- **WRITTEN INSTRUCTION**: Go through the material below, count the lines with the word "JSON", and reply with the count alone.

------------------------------------------------------------

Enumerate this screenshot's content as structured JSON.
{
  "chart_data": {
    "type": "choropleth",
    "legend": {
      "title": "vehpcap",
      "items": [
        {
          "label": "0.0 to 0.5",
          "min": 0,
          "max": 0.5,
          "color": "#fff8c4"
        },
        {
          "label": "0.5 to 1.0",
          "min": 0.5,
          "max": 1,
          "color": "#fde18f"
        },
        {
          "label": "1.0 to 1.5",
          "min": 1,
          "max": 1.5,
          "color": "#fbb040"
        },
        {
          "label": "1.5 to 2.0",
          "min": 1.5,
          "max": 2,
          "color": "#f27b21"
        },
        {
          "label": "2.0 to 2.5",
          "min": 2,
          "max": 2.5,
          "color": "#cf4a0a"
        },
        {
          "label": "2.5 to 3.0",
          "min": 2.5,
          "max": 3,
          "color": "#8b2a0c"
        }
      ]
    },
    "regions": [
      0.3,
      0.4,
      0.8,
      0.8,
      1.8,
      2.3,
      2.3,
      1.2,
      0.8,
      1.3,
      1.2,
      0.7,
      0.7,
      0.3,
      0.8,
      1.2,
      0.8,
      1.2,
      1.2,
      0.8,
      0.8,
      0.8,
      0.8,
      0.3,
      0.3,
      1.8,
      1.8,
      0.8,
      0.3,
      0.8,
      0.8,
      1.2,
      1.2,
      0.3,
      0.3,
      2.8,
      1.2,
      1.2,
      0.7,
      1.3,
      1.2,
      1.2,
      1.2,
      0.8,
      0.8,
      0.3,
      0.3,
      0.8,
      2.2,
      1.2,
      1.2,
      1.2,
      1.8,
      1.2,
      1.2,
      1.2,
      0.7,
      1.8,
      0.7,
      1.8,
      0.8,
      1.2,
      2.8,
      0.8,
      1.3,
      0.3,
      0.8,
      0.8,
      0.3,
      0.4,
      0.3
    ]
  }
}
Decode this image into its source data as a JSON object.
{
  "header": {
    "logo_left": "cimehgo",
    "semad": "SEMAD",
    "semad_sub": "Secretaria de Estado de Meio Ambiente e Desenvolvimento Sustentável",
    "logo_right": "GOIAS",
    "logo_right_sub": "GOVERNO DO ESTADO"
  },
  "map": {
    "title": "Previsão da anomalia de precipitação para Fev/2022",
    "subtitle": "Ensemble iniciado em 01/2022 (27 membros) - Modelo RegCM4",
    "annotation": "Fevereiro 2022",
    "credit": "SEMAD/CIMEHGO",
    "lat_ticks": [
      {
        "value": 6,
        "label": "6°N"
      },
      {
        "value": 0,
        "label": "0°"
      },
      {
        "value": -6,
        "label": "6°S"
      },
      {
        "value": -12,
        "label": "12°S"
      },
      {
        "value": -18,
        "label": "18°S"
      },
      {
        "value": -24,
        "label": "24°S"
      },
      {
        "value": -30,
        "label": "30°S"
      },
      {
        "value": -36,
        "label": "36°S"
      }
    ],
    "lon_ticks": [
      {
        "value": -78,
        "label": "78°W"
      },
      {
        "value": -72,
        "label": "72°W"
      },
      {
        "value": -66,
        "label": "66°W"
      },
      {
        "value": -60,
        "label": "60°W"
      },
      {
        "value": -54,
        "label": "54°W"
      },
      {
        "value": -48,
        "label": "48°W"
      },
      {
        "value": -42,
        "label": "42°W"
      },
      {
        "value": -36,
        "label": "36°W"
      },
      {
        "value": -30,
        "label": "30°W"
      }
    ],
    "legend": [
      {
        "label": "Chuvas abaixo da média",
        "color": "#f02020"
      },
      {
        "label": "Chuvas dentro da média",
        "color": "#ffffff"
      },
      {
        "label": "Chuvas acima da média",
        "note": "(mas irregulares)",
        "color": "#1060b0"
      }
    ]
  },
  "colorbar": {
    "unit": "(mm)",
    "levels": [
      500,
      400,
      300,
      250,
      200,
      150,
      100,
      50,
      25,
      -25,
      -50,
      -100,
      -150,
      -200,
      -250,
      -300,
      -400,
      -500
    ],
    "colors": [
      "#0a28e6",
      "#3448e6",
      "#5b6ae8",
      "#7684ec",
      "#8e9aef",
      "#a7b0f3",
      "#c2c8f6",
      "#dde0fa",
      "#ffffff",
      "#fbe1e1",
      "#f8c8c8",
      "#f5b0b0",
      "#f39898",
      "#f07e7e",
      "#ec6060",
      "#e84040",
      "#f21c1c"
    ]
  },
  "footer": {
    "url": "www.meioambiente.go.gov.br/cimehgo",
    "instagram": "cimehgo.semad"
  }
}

------------------------------------------------------------

- **SOLUTION TO THE PROBLEM**: 2